#### [STATED GOAL]
Copy the entries below exactly. Images do not belong in the copy.

#### [RECORDS FOR PROCESSING]
--- Begin ---

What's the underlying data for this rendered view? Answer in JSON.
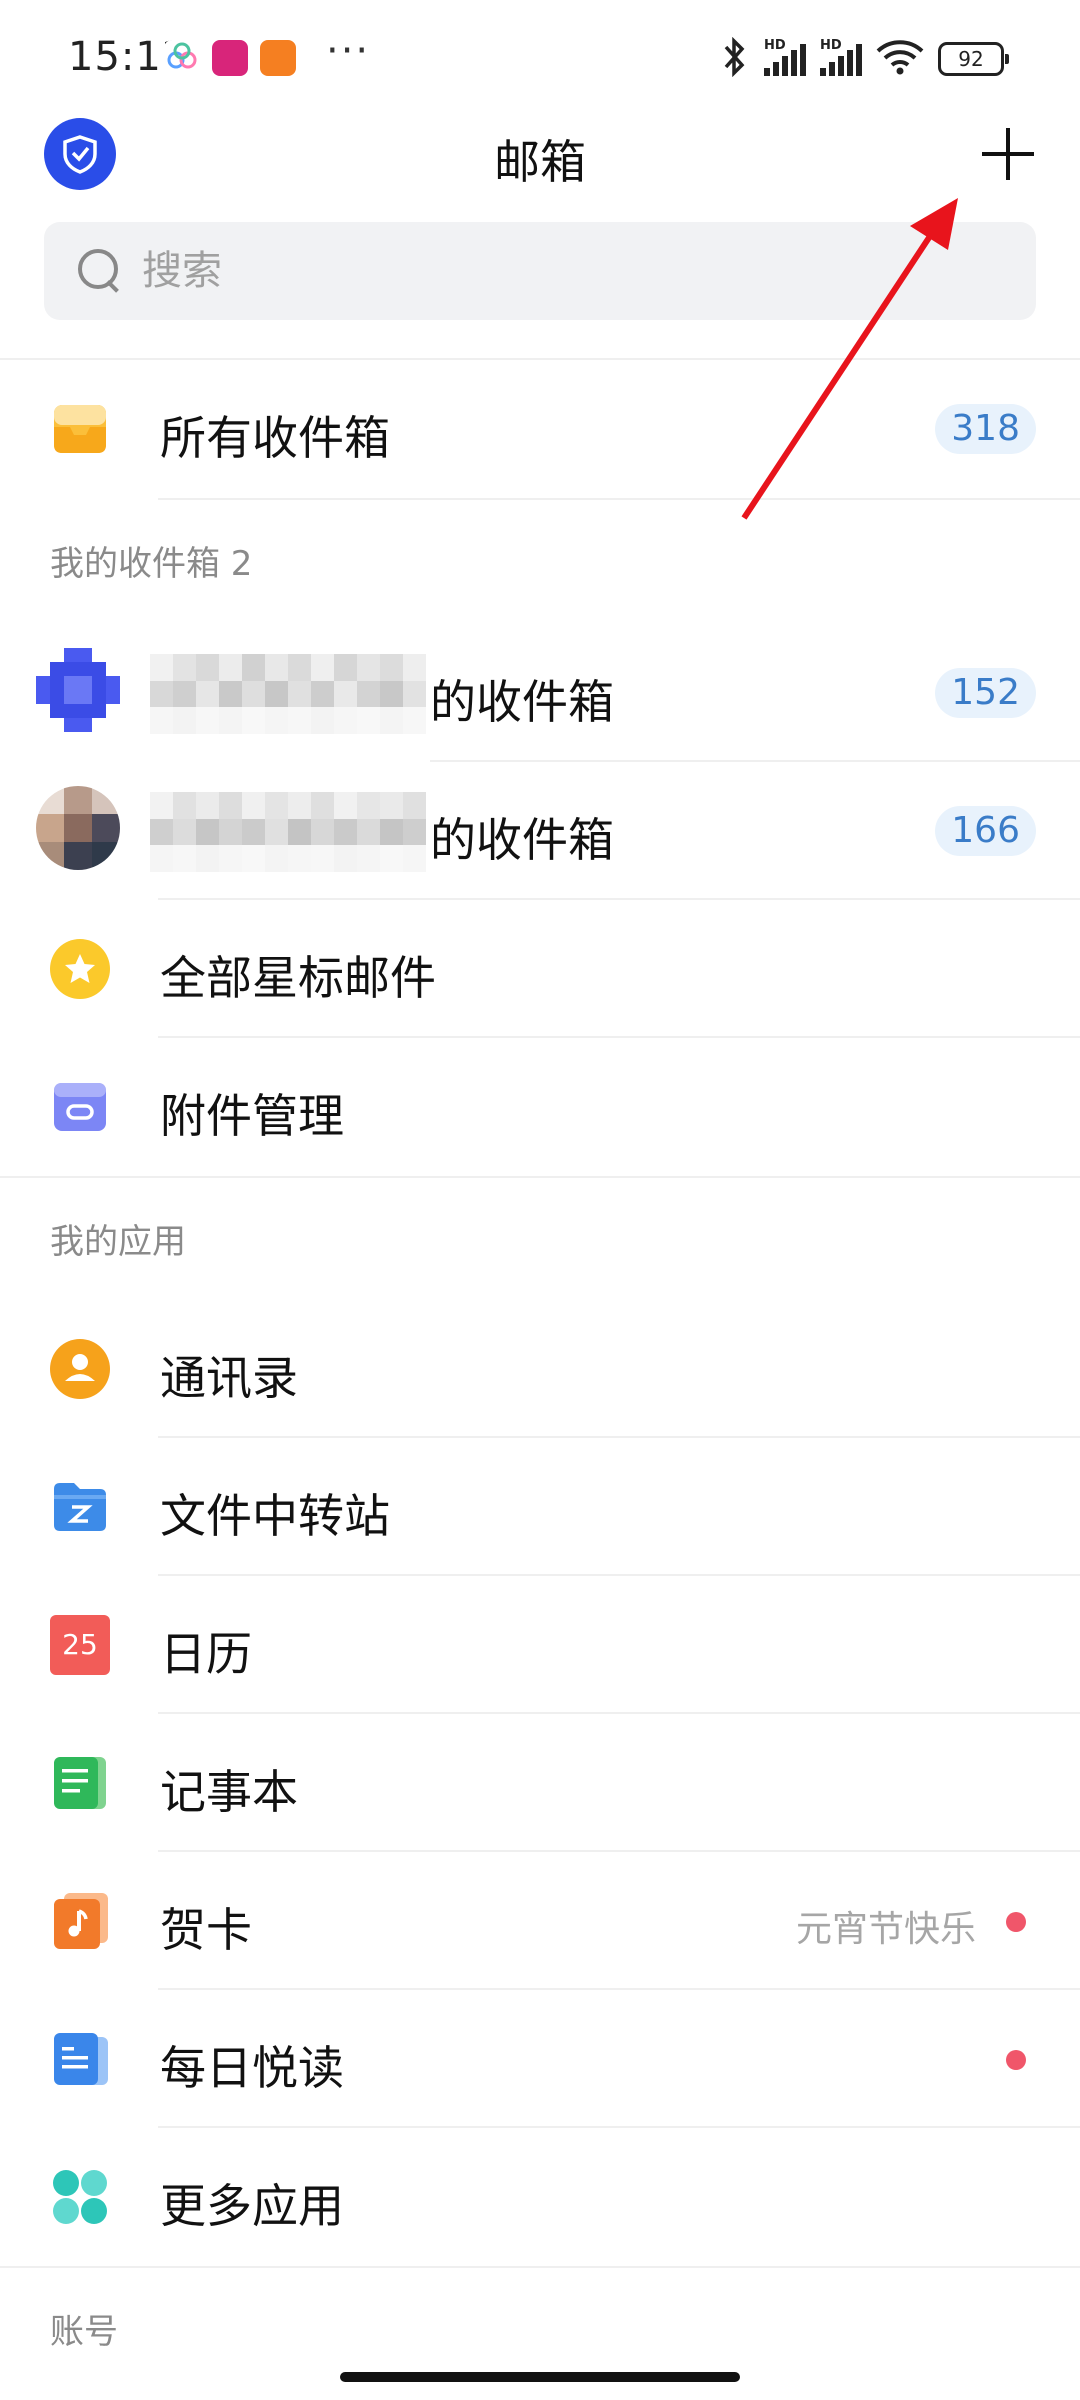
{
  "status_bar": {
    "time": "15:12",
    "app_icons": [
      "cloud-app-icon",
      "shopping-app-icon",
      "orange-app-icon"
    ],
    "more": "···",
    "signal_label": "HD",
    "battery": "92"
  },
  "header": {
    "title": "邮箱"
  },
  "search": {
    "placeholder": "搜索"
  },
  "main_list": {
    "all_inbox": {
      "label": "所有收件箱",
      "count": "318"
    }
  },
  "my_inboxes": {
    "title": "我的收件箱 2",
    "items": [
      {
        "label": "的收件箱",
        "count": "152"
      },
      {
        "label": "的收件箱",
        "count": "166"
      }
    ],
    "starred": {
      "label": "全部星标邮件"
    },
    "attachments": {
      "label": "附件管理"
    }
  },
  "my_apps": {
    "title": "我的应用",
    "items": [
      {
        "label": "通讯录",
        "icon": "contacts-icon"
      },
      {
        "label": "文件中转站",
        "icon": "file-transfer-icon"
      },
      {
        "label": "日历",
        "icon": "calendar-icon",
        "icon_text": "25"
      },
      {
        "label": "记事本",
        "icon": "notepad-icon"
      },
      {
        "label": "贺卡",
        "icon": "greeting-card-icon",
        "trail": "元宵节快乐"
      },
      {
        "label": "每日悦读",
        "icon": "daily-reading-icon"
      },
      {
        "label": "更多应用",
        "icon": "more-apps-icon"
      }
    ]
  },
  "account": {
    "title": "账号"
  },
  "colors": {
    "accent": "#2a4de8",
    "badge_bg": "#e8f2fc",
    "badge_text": "#3a7cc8",
    "red_dot": "#f0566a"
  }
}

--- End ---

#### [SOLUTION FOR THIS EXERCISE]
What's the underlying data for this rendered view? Answer in JSON.
{
  "status_bar": {
    "time": "15:12",
    "app_icons": [
      "cloud-app-icon",
      "shopping-app-icon",
      "orange-app-icon"
    ],
    "more": "···",
    "signal_label": "HD",
    "battery": "92"
  },
  "header": {
    "title": "邮箱"
  },
  "search": {
    "placeholder": "搜索"
  },
  "main_list": {
    "all_inbox": {
      "label": "所有收件箱",
      "count": "318"
    }
  },
  "my_inboxes": {
    "title": "我的收件箱 2",
    "items": [
      {
        "label": "的收件箱",
        "count": "152"
      },
      {
        "label": "的收件箱",
        "count": "166"
      }
    ],
    "starred": {
      "label": "全部星标邮件"
    },
    "attachments": {
      "label": "附件管理"
    }
  },
  "my_apps": {
    "title": "我的应用",
    "items": [
      {
        "label": "通讯录",
        "icon": "contacts-icon"
      },
      {
        "label": "文件中转站",
        "icon": "file-transfer-icon"
      },
      {
        "label": "日历",
        "icon": "calendar-icon",
        "icon_text": "25"
      },
      {
        "label": "记事本",
        "icon": "notepad-icon"
      },
      {
        "label": "贺卡",
        "icon": "greeting-card-icon",
        "trail": "元宵节快乐"
      },
      {
        "label": "每日悦读",
        "icon": "daily-reading-icon"
      },
      {
        "label": "更多应用",
        "icon": "more-apps-icon"
      }
    ]
  },
  "account": {
    "title": "账号"
  },
  "colors": {
    "accent": "#2a4de8",
    "badge_bg": "#e8f2fc",
    "badge_text": "#3a7cc8",
    "red_dot": "#f0566a"
  }
}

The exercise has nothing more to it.